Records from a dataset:
+ + + + +

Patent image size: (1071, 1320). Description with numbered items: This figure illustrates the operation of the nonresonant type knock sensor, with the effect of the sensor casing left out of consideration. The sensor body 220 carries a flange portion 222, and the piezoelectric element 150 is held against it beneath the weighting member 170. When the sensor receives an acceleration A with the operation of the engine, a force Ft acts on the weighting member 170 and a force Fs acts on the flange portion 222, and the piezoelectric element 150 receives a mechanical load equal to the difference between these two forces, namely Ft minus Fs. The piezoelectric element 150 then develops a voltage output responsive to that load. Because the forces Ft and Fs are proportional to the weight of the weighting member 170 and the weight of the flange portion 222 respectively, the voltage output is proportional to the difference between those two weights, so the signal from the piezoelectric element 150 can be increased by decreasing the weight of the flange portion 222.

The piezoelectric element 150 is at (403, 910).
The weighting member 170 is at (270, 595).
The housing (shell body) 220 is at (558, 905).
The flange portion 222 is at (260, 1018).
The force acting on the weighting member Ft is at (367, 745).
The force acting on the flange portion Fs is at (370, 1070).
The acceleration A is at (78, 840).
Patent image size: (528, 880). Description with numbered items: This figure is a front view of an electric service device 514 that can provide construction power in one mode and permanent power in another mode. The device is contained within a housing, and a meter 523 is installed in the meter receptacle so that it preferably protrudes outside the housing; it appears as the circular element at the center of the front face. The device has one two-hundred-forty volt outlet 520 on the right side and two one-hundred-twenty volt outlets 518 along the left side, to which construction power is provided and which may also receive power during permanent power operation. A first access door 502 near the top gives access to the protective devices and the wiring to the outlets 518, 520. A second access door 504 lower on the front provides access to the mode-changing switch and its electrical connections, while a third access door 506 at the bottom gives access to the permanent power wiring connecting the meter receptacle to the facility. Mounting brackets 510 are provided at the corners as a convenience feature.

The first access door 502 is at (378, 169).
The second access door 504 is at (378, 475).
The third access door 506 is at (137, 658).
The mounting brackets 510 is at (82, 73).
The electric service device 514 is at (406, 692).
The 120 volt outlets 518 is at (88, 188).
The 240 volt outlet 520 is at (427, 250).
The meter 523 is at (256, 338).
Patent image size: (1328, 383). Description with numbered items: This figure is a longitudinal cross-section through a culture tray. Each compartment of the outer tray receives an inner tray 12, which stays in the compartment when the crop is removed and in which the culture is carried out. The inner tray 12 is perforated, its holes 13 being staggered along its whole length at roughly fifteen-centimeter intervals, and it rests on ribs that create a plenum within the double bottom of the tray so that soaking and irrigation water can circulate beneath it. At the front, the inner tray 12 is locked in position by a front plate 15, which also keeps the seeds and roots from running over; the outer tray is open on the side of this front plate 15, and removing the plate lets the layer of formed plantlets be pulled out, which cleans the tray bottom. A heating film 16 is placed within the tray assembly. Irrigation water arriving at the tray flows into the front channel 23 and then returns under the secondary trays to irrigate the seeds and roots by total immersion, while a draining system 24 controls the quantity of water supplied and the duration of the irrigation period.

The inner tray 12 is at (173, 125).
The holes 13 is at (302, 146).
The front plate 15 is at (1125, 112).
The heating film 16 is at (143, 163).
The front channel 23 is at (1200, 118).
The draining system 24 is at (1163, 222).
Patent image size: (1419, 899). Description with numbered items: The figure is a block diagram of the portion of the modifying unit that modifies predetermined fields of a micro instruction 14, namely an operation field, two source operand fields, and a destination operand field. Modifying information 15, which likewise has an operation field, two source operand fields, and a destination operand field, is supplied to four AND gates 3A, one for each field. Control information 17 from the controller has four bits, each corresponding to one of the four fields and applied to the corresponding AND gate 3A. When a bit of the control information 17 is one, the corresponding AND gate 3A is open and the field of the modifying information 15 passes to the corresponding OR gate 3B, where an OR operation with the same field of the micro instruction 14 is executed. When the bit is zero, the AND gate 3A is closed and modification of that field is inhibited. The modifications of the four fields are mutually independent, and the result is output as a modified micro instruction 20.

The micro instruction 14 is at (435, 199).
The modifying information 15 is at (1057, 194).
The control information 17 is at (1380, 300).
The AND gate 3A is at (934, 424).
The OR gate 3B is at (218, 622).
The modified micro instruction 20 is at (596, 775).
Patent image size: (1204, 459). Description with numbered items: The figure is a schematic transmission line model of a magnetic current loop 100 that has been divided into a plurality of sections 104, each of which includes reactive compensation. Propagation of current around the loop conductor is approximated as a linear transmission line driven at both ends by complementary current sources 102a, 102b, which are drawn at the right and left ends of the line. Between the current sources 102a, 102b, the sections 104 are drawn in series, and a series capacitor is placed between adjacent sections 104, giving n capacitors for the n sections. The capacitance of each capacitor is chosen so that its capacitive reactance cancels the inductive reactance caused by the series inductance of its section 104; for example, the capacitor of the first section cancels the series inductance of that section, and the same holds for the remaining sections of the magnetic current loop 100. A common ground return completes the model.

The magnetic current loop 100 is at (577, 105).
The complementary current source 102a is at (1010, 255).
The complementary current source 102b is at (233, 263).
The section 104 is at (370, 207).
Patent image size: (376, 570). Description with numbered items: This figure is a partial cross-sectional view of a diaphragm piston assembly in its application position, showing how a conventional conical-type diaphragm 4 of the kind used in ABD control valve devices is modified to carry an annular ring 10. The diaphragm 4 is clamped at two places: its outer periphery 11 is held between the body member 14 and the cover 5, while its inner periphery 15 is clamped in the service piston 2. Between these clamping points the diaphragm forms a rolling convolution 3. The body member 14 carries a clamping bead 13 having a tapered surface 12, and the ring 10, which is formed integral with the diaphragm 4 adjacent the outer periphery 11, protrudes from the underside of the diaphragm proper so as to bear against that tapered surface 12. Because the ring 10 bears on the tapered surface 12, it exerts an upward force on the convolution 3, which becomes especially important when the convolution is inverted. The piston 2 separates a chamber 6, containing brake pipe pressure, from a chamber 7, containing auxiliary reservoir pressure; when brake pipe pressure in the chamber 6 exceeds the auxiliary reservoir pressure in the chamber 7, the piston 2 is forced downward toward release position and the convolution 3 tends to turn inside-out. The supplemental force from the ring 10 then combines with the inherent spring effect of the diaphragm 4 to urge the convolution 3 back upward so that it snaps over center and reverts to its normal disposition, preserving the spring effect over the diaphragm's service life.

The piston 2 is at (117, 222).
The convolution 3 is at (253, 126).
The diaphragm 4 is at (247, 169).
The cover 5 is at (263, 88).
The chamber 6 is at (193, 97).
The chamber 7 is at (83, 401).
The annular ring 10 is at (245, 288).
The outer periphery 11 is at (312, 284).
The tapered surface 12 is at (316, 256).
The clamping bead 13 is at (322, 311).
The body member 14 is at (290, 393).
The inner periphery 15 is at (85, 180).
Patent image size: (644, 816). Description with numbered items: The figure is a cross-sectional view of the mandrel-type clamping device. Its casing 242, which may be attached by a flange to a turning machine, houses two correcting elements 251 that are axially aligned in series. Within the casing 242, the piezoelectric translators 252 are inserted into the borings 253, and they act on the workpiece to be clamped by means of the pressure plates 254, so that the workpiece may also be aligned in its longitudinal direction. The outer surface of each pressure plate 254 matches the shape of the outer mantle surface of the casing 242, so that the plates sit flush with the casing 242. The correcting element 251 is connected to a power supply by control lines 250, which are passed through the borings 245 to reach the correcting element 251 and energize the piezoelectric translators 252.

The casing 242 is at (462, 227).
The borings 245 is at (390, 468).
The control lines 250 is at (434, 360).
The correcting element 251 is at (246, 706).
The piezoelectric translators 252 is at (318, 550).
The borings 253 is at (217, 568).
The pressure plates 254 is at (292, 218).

+ + + + +

Written exercise:
Copy out every line of the records above, changing nothing.

Exercise output:
Patent image size: (1071, 1320). Description with numbered items: This figure illustrates the operation of the nonresonant type knock sensor, with the effect of the sensor casing left out of consideration. The sensor body 220 carries a flange portion 222, and the piezoelectric element 150 is held against it beneath the weighting member 170. When the sensor receives an acceleration A with the operation of the engine, a force Ft acts on the weighting member 170 and a force Fs acts on the flange portion 222, and the piezoelectric element 150 receives a mechanical load equal to the difference between these two forces, namely Ft minus Fs. The piezoelectric element 150 then develops a voltage output responsive to that load. Because the forces Ft and Fs are proportional to the weight of the weighting member 170 and the weight of the flange portion 222 respectively, the voltage output is proportional to the difference between those two weights, so the signal from the piezoelectric element 150 can be increased by decreasing the weight of the flange portion 222.

The piezoelectric element 150 is at (403, 910).
The weighting member 170 is at (270, 595).
The housing (shell body) 220 is at (558, 905).
The flange portion 222 is at (260, 1018).
The force acting on the weighting member Ft is at (367, 745).
The force acting on the flange portion Fs is at (370, 1070).
The acceleration A is at (78, 840).
Patent image size: (528, 880). Description with numbered items: This figure is a front view of an electric service device 514 that can provide construction power in one mode and permanent power in another mode. The device is contained within a housing, and a meter 523 is installed in the meter receptacle so that it preferably protrudes outside the housing; it appears as the circular element at the center of the front face. The device has one two-hundred-forty volt outlet 520 on the right side and two one-hundred-twenty volt outlets 518 along the left side, to which construction power is provided and which may also receive power during permanent power operation. A first access door 502 near the top gives access to the protective devices and the wiring to the outlets 518, 520. A second access door 504 lower on the front provides access to the mode-changing switch and its electrical connections, while a third access door 506 at the bottom gives access to the permanent power wiring connecting the meter receptacle to the facility. Mounting brackets 510 are provided at the corners as a convenience feature.

The first access door 502 is at (378, 169).
The second access door 504 is at (378, 475).
The third access door 506 is at (137, 658).
The mounting brackets 510 is at (82, 73).
The electric service device 514 is at (406, 692).
The 120 volt outlets 518 is at (88, 188).
The 240 volt outlet 520 is at (427, 250).
The meter 523 is at (256, 338).
Patent image size: (1328, 383). Description with numbered items: This figure is a longitudinal cross-section through a culture tray. Each compartment of the outer tray receives an inner tray 12, which stays in the compartment when the crop is removed and in which the culture is carried out. The inner tray 12 is perforated, its holes 13 being staggered along its whole length at roughly fifteen-centimeter intervals, and it rests on ribs that create a plenum within the double bottom of the tray so that soaking and irrigation water can circulate beneath it. At the front, the inner tray 12 is locked in position by a front plate 15, which also keeps the seeds and roots from running over; the outer tray is open on the side of this front plate 15, and removing the plate lets the layer of formed plantlets be pulled out, which cleans the tray bottom. A heating film 16 is placed within the tray assembly. Irrigation water arriving at the tray flows into the front channel 23 and then returns under the secondary trays to irrigate the seeds and roots by total immersion, while a draining system 24 controls the quantity of water supplied and the duration of the irrigation period.

The inner tray 12 is at (173, 125).
The holes 13 is at (302, 146).
The front plate 15 is at (1125, 112).
The heating film 16 is at (143, 163).
The front channel 23 is at (1200, 118).
The draining system 24 is at (1163, 222).
Patent image size: (1419, 899). Description with numbered items: The figure is a block diagram of the portion of the modifying unit that modifies predetermined fields of a micro instruction 14, namely an operation field, two source operand fields, and a destination operand field. Modifying information 15, which likewise has an operation field, two source operand fields, and a destination operand field, is supplied to four AND gates 3A, one for each field. Control information 17 from the controller has four bits, each corresponding to one of the four fields and applied to the corresponding AND gate 3A. When a bit of the control information 17 is one, the corresponding AND gate 3A is open and the field of the modifying information 15 passes to the corresponding OR gate 3B, where an OR operation with the same field of the micro instruction 14 is executed. When the bit is zero, the AND gate 3A is closed and modification of that field is inhibited. The modifications of the four fields are mutually independent, and the result is output as a modified micro instruction 20.

The micro instruction 14 is at (435, 199).
The modifying information 15 is at (1057, 194).
The control information 17 is at (1380, 300).
The AND gate 3A is at (934, 424).
The OR gate 3B is at (218, 622).
The modified micro instruction 20 is at (596, 775).
Patent image size: (1204, 459). Description with numbered items: The figure is a schematic transmission line model of a magnetic current loop 100 that has been divided into a plurality of sections 104, each of which includes reactive compensation. Propagation of current around the loop conductor is approximated as a linear transmission line driven at both ends by complementary current sources 102a, 102b, which are drawn at the right and left ends of the line. Between the current sources 102a, 102b, the sections 104 are drawn in series, and a series capacitor is placed between adjacent sections 104, giving n capacitors for the n sections. The capacitance of each capacitor is chosen so that its capacitive reactance cancels the inductive reactance caused by the series inductance of its section 104; for example, the capacitor of the first section cancels the series inductance of that section, and the same holds for the remaining sections of the magnetic current loop 100. A common ground return completes the model.

The magnetic current loop 100 is at (577, 105).
The complementary current source 102a is at (1010, 255).
The complementary current source 102b is at (233, 263).
The section 104 is at (370, 207).
Patent image size: (376, 570). Description with numbered items: This figure is a partial cross-sectional view of a diaphragm piston assembly in its application position, showing how a conventional conical-type diaphragm 4 of the kind used in ABD control valve devices is modified to carry an annular ring 10. The diaphragm 4 is clamped at two places: its outer periphery 11 is held between the body member 14 and the cover 5, while its inner periphery 15 is clamped in the service piston 2. Between these clamping points the diaphragm forms a rolling convolution 3. The body member 14 carries a clamping bead 13 having a tapered surface 12, and the ring 10, which is formed integral with the diaphragm 4 adjacent the outer periphery 11, protrudes from the underside of the diaphragm proper so as to bear against that tapered surface 12. Because the ring 10 bears on the tapered surface 12, it exerts an upward force on the convolution 3, which becomes especially important when the convolution is inverted. The piston 2 separates a chamber 6, containing brake pipe pressure, from a chamber 7, containing auxiliary reservoir pressure; when brake pipe pressure in the chamber 6 exceeds the auxiliary reservoir pressure in the chamber 7, the piston 2 is forced downward toward release position and the convolution 3 tends to turn inside-out. The supplemental force from the ring 10 then combines with the inherent spring effect of the diaphragm 4 to urge the convolution 3 back upward so that it snaps over center and reverts to its normal disposition, preserving the spring effect over the diaphragm's service life.

The piston 2 is at (117, 222).
The convolution 3 is at (253, 126).
The diaphragm 4 is at (247, 169).
The cover 5 is at (263, 88).
The chamber 6 is at (193, 97).
The chamber 7 is at (83, 401).
The annular ring 10 is at (245, 288).
The outer periphery 11 is at (312, 284).
The tapered surface 12 is at (316, 256).
The clamping bead 13 is at (322, 311).
The body member 14 is at (290, 393).
The inner periphery 15 is at (85, 180).
Patent image size: (644, 816). Description with numbered items: The figure is a cross-sectional view of the mandrel-type clamping device. Its casing 242, which may be attached by a flange to a turning machine, houses two correcting elements 251 that are axially aligned in series. Within the casing 242, the piezoelectric translators 252 are inserted into the borings 253, and they act on the workpiece to be clamped by means of the pressure plates 254, so that the workpiece may also be aligned in its longitudinal direction. The outer surface of each pressure plate 254 matches the shape of the outer mantle surface of the casing 242, so that the plates sit flush with the casing 242. The correcting element 251 is connected to a power supply by control lines 250, which are passed through the borings 245 to reach the correcting element 251 and energize the piezoelectric translators 252.

The casing 242 is at (462, 227).
The borings 245 is at (390, 468).
The control lines 250 is at (434, 360).
The correcting element 251 is at (246, 706).
The piezoelectric translators 252 is at (318, 550).
The borings 253 is at (217, 568).
The pressure plates 254 is at (292, 218).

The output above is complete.